■ Task brief
Write out, precisely and in full, each line of the material.
══════════════════════════════
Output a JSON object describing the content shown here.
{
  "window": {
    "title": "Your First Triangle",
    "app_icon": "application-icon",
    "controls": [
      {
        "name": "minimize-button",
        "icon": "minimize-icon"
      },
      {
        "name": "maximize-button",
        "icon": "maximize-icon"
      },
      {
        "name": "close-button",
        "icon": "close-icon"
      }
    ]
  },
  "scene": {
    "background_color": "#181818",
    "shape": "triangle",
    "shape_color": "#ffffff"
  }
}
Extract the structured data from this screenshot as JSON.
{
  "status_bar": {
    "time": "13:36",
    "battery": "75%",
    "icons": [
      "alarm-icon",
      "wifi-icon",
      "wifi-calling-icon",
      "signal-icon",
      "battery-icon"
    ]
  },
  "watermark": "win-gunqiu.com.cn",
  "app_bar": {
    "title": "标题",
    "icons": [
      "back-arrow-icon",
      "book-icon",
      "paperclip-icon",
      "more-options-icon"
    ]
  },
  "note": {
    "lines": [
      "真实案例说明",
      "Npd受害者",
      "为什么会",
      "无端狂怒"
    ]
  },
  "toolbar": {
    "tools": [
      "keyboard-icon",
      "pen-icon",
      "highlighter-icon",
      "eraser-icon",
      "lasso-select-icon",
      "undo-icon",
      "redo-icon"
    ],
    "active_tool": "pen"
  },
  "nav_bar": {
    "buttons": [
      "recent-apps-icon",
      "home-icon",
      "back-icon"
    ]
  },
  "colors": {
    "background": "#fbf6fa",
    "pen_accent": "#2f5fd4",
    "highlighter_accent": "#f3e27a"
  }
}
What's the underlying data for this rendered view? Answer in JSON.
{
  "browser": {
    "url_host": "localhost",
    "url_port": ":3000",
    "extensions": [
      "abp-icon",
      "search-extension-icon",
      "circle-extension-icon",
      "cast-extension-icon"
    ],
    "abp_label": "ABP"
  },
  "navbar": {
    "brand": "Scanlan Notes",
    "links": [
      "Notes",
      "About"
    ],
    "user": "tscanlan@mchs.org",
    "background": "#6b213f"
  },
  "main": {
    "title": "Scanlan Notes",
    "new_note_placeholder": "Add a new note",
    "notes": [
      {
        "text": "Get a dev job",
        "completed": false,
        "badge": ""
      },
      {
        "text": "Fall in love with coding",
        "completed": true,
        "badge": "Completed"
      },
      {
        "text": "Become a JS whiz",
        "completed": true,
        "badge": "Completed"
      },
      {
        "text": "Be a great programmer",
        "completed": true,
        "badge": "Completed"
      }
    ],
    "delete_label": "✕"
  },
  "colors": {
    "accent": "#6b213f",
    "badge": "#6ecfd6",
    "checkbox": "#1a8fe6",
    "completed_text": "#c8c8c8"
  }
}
══════════════════════════════
■ Final result
Output a JSON object describing the content shown here.
{
  "window": {
    "title": "Your First Triangle",
    "app_icon": "application-icon",
    "controls": [
      {
        "name": "minimize-button",
        "icon": "minimize-icon"
      },
      {
        "name": "maximize-button",
        "icon": "maximize-icon"
      },
      {
        "name": "close-button",
        "icon": "close-icon"
      }
    ]
  },
  "scene": {
    "background_color": "#181818",
    "shape": "triangle",
    "shape_color": "#ffffff"
  }
}
Extract the structured data from this screenshot as JSON.
{
  "status_bar": {
    "time": "13:36",
    "battery": "75%",
    "icons": [
      "alarm-icon",
      "wifi-icon",
      "wifi-calling-icon",
      "signal-icon",
      "battery-icon"
    ]
  },
  "watermark": "win-gunqiu.com.cn",
  "app_bar": {
    "title": "标题",
    "icons": [
      "back-arrow-icon",
      "book-icon",
      "paperclip-icon",
      "more-options-icon"
    ]
  },
  "note": {
    "lines": [
      "真实案例说明",
      "Npd受害者",
      "为什么会",
      "无端狂怒"
    ]
  },
  "toolbar": {
    "tools": [
      "keyboard-icon",
      "pen-icon",
      "highlighter-icon",
      "eraser-icon",
      "lasso-select-icon",
      "undo-icon",
      "redo-icon"
    ],
    "active_tool": "pen"
  },
  "nav_bar": {
    "buttons": [
      "recent-apps-icon",
      "home-icon",
      "back-icon"
    ]
  },
  "colors": {
    "background": "#fbf6fa",
    "pen_accent": "#2f5fd4",
    "highlighter_accent": "#f3e27a"
  }
}
What's the underlying data for this rendered view? Answer in JSON.
{
  "browser": {
    "url_host": "localhost",
    "url_port": ":3000",
    "extensions": [
      "abp-icon",
      "search-extension-icon",
      "circle-extension-icon",
      "cast-extension-icon"
    ],
    "abp_label": "ABP"
  },
  "navbar": {
    "brand": "Scanlan Notes",
    "links": [
      "Notes",
      "About"
    ],
    "user": "tscanlan@mchs.org",
    "background": "#6b213f"
  },
  "main": {
    "title": "Scanlan Notes",
    "new_note_placeholder": "Add a new note",
    "notes": [
      {
        "text": "Get a dev job",
        "completed": false,
        "badge": ""
      },
      {
        "text": "Fall in love with coding",
        "completed": true,
        "badge": "Completed"
      },
      {
        "text": "Become a JS whiz",
        "completed": true,
        "badge": "Completed"
      },
      {
        "text": "Be a great programmer",
        "completed": true,
        "badge": "Completed"
      }
    ],
    "delete_label": "✕"
  },
  "colors": {
    "accent": "#6b213f",
    "badge": "#6ecfd6",
    "checkbox": "#1a8fe6",
    "completed_text": "#c8c8c8"
  }
}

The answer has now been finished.